▽

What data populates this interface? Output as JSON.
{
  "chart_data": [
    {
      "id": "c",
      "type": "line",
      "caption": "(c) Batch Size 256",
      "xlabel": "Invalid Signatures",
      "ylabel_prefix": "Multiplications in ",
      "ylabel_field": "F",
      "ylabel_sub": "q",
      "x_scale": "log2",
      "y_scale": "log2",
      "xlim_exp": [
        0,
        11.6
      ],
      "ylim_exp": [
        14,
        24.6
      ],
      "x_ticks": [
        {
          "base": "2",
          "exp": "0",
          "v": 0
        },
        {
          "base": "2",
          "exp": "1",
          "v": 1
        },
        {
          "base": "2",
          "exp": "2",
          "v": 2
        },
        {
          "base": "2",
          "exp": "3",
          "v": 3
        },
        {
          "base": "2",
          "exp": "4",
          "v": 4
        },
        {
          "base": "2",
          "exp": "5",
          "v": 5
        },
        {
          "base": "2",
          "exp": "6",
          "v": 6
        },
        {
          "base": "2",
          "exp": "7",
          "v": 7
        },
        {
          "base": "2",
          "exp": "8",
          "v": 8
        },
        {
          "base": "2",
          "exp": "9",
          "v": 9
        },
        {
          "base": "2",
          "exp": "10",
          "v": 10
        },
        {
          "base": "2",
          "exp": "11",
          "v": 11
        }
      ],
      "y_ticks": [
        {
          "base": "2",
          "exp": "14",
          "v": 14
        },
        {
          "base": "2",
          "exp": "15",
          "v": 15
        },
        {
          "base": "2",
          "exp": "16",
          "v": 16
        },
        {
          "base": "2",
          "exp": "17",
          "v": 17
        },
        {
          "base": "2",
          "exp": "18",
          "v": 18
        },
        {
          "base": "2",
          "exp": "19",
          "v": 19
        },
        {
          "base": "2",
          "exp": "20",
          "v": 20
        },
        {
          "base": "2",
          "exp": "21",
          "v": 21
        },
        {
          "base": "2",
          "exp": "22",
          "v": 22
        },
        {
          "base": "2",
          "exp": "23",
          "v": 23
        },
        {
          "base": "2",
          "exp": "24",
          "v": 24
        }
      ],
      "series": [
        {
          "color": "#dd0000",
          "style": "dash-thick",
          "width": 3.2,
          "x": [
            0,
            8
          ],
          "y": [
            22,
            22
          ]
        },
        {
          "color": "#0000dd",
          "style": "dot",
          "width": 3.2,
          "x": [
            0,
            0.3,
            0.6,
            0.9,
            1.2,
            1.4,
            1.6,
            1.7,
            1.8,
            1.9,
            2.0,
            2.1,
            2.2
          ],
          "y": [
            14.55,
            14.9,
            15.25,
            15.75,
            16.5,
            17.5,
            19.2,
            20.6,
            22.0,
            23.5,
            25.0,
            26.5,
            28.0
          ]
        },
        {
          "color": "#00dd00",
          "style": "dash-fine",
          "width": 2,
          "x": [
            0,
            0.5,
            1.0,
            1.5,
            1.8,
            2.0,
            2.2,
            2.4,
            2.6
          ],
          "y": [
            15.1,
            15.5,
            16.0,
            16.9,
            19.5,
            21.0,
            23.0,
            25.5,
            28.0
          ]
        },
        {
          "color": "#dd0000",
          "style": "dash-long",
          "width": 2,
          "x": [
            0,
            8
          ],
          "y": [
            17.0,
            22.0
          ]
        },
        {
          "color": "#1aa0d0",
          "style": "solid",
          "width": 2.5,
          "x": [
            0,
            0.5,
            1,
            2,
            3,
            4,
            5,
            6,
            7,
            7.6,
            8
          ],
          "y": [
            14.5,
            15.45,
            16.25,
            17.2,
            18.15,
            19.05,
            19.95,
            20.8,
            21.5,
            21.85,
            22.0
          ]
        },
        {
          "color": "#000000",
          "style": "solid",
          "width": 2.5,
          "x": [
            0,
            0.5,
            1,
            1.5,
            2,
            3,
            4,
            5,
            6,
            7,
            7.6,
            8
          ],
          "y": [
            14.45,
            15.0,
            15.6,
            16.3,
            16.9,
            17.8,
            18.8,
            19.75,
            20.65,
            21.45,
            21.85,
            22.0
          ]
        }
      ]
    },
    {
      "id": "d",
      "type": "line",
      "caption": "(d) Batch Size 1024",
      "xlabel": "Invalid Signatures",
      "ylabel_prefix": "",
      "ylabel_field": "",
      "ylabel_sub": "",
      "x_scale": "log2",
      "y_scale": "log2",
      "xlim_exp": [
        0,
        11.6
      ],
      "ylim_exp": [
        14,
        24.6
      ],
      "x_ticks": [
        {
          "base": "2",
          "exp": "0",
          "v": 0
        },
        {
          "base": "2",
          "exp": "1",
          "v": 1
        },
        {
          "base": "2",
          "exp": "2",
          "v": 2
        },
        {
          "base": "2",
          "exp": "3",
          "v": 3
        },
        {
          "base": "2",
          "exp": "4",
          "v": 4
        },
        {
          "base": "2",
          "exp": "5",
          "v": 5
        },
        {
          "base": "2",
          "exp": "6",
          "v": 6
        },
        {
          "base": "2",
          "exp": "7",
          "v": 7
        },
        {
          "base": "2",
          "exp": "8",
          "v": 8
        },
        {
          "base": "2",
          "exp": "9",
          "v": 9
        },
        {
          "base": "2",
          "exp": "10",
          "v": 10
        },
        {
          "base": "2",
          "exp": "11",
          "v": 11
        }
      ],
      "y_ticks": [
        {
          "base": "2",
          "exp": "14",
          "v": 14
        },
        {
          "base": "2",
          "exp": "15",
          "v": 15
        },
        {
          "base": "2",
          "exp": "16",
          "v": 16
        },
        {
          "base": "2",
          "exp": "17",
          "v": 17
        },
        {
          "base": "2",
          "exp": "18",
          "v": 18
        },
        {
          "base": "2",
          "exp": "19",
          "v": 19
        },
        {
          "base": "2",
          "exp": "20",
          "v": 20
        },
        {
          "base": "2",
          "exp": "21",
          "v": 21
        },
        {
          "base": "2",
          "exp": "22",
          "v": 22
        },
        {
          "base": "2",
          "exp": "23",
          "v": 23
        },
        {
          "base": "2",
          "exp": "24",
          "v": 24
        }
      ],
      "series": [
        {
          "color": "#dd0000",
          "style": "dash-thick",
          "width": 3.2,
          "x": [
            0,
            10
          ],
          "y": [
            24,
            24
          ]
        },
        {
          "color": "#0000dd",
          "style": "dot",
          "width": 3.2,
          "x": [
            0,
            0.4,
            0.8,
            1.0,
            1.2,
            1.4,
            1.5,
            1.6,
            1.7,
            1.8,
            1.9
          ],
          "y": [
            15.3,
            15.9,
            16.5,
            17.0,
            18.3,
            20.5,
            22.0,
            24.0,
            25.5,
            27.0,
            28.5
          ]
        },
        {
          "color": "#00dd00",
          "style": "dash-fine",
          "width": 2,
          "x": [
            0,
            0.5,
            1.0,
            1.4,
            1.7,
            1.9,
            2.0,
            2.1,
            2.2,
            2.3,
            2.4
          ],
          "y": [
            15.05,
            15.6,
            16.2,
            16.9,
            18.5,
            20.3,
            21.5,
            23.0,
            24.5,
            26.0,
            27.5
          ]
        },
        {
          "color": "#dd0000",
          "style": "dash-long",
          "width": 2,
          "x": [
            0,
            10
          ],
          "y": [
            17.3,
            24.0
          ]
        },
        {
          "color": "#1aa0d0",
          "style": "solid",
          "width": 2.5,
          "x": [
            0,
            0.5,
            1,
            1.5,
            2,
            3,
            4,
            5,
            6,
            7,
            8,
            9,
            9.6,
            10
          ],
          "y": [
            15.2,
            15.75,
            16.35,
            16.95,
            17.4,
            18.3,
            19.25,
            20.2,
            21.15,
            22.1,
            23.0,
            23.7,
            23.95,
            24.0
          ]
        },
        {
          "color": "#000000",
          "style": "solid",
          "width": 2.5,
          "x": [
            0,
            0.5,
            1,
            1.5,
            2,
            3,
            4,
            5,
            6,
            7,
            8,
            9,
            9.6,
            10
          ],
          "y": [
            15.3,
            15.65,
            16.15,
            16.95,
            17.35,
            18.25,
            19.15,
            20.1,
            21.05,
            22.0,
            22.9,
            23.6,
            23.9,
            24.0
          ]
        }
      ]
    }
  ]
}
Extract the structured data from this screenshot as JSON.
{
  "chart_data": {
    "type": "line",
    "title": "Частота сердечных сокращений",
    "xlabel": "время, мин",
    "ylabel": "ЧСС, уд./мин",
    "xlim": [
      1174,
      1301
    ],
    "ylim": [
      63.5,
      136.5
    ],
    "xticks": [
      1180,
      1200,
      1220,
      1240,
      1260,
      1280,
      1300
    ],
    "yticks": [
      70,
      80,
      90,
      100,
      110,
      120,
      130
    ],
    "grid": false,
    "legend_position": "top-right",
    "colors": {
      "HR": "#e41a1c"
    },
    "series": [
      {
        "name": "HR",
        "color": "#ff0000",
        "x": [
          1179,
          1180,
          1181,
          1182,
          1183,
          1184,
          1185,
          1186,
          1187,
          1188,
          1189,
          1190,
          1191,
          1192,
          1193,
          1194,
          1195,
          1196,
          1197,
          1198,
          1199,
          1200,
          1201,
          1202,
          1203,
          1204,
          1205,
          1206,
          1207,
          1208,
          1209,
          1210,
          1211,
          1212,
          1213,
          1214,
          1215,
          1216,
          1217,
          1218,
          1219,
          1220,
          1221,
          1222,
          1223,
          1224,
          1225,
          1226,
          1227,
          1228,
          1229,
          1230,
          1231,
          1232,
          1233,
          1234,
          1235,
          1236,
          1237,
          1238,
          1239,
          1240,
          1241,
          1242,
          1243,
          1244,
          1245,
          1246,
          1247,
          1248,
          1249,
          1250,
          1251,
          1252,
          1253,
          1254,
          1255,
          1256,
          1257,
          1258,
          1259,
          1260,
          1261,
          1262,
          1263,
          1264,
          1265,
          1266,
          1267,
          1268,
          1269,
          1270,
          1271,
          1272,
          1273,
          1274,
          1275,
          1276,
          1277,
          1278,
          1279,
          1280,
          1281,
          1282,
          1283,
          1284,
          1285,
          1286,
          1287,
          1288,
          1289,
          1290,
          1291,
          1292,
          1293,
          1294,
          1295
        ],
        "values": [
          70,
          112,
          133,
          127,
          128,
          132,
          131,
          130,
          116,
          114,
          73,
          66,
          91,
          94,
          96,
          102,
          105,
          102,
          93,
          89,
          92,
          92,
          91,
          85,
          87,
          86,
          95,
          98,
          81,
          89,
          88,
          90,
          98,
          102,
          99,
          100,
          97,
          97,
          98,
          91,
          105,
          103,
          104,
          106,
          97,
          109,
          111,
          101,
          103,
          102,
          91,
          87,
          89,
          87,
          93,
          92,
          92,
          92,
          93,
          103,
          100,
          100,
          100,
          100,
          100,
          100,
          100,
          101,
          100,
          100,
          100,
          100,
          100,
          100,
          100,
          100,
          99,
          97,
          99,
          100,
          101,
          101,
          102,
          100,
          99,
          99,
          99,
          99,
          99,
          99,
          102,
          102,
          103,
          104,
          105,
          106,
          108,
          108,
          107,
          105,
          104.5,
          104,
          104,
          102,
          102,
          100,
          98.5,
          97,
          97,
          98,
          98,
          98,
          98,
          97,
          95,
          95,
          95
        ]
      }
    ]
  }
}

△

Direction
Find and copy each line above that includes the string "this".

Reply
What data populates this interface? Output as JSON.
Extract the structured data from this screenshot as JSON.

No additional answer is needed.